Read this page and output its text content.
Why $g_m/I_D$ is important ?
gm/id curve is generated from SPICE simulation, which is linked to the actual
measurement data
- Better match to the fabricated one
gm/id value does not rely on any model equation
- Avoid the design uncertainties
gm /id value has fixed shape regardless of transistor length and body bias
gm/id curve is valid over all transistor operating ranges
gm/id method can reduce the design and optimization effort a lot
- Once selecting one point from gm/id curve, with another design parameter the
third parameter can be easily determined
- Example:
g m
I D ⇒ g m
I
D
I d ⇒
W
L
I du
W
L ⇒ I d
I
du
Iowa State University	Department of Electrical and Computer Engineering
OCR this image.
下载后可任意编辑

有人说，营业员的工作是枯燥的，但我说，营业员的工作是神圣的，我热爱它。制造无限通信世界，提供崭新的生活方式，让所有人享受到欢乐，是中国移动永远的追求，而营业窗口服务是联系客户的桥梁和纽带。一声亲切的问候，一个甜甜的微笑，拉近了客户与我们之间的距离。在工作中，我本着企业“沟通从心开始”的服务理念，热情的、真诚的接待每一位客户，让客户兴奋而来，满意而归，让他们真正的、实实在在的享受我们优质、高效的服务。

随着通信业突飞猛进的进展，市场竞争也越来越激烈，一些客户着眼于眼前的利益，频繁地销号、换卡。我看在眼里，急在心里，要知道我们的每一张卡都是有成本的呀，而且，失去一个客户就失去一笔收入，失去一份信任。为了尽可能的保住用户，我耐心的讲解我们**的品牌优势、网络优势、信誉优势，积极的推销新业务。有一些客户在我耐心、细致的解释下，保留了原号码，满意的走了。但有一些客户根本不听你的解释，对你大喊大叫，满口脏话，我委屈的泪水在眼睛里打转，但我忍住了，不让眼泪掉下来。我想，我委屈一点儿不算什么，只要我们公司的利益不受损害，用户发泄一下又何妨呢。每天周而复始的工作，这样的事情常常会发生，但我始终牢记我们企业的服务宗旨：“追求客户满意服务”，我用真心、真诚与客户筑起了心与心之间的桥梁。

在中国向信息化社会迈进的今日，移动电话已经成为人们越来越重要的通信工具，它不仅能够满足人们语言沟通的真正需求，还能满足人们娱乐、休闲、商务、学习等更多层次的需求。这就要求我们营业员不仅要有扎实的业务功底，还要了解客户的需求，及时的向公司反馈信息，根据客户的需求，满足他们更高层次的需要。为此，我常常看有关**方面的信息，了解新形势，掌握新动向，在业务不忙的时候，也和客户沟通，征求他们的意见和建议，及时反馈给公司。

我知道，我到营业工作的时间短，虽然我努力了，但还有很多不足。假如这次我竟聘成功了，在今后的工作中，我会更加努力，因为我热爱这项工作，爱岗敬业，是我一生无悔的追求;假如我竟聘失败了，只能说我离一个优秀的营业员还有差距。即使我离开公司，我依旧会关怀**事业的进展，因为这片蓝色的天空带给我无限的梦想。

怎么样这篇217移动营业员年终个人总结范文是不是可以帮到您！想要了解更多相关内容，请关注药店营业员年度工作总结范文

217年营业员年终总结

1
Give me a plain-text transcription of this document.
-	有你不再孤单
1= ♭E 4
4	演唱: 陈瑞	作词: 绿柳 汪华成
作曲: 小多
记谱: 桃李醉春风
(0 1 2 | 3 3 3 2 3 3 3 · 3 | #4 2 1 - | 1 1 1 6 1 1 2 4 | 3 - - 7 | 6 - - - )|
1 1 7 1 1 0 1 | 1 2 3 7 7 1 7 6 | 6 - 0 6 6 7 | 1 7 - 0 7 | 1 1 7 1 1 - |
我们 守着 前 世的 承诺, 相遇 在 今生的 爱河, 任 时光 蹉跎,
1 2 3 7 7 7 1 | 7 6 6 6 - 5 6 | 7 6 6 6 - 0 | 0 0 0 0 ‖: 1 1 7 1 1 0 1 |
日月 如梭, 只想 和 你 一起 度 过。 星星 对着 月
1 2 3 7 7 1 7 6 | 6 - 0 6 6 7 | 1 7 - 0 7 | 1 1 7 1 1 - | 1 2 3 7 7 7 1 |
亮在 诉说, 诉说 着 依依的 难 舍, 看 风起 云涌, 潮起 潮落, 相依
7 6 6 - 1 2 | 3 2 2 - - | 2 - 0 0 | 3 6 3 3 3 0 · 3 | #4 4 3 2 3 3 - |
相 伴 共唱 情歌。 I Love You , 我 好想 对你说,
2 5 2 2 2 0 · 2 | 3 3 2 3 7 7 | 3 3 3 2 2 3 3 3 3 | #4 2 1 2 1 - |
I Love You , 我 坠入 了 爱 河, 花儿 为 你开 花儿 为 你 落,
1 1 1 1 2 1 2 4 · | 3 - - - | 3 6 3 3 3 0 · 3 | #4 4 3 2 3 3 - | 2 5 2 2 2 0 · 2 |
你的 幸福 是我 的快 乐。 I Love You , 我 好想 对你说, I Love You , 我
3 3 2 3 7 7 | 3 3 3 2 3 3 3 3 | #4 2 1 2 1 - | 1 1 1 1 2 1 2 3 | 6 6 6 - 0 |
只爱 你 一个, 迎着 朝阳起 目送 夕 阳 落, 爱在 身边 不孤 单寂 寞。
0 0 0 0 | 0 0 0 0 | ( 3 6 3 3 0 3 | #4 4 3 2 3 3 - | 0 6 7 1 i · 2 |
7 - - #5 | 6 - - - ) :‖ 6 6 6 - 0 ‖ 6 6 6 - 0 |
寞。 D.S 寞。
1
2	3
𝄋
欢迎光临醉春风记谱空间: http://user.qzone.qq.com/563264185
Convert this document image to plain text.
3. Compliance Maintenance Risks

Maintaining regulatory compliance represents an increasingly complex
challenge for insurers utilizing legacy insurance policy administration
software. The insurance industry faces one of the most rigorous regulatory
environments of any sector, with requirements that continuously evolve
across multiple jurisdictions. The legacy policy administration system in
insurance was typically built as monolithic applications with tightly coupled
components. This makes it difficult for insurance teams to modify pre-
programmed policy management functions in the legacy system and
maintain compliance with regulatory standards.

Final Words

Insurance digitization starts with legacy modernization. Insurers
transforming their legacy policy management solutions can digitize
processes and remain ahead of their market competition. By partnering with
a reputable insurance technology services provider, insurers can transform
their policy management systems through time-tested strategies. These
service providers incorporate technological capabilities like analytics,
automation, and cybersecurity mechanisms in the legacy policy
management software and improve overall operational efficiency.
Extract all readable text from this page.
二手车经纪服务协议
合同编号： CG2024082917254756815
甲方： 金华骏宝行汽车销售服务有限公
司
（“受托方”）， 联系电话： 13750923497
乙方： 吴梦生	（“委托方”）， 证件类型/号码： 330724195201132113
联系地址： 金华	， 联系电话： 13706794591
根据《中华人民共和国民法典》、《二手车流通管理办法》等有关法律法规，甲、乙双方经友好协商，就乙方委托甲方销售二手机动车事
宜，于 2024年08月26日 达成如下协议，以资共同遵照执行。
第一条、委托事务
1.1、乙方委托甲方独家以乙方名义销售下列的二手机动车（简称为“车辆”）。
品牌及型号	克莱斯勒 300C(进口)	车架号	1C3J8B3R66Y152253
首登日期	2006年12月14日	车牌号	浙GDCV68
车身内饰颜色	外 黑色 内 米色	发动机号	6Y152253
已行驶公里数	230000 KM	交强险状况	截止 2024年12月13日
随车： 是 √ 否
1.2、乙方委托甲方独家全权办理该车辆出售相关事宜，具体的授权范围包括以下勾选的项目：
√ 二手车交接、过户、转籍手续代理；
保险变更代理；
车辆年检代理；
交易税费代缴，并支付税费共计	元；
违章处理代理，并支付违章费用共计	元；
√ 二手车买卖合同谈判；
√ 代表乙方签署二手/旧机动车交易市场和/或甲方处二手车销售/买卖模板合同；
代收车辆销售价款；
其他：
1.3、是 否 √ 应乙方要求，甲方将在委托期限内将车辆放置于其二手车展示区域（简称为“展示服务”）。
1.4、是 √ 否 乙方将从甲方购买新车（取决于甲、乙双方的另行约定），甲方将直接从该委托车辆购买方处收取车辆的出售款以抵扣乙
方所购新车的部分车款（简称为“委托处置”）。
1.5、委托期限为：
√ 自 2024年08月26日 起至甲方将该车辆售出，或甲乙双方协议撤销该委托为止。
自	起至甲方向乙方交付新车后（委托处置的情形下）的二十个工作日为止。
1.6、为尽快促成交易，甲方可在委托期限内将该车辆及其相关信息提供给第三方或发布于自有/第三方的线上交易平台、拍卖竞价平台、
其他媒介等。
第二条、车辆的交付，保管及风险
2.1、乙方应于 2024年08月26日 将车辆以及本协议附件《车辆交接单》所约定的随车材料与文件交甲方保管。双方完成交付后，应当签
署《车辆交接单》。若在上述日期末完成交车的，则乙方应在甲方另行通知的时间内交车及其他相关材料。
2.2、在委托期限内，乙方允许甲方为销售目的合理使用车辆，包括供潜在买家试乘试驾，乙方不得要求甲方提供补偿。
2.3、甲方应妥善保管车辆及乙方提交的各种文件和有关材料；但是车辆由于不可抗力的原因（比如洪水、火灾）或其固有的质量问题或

### YOUR GOAL
Copy down every line of the entries containing the word "regulatory".

### RESPONSE TO THE TASK
Maintaining regulatory compliance represents an increasingly complex
software. The insurance industry faces one of the most rigorous regulatory
maintain compliance with regulatory standards.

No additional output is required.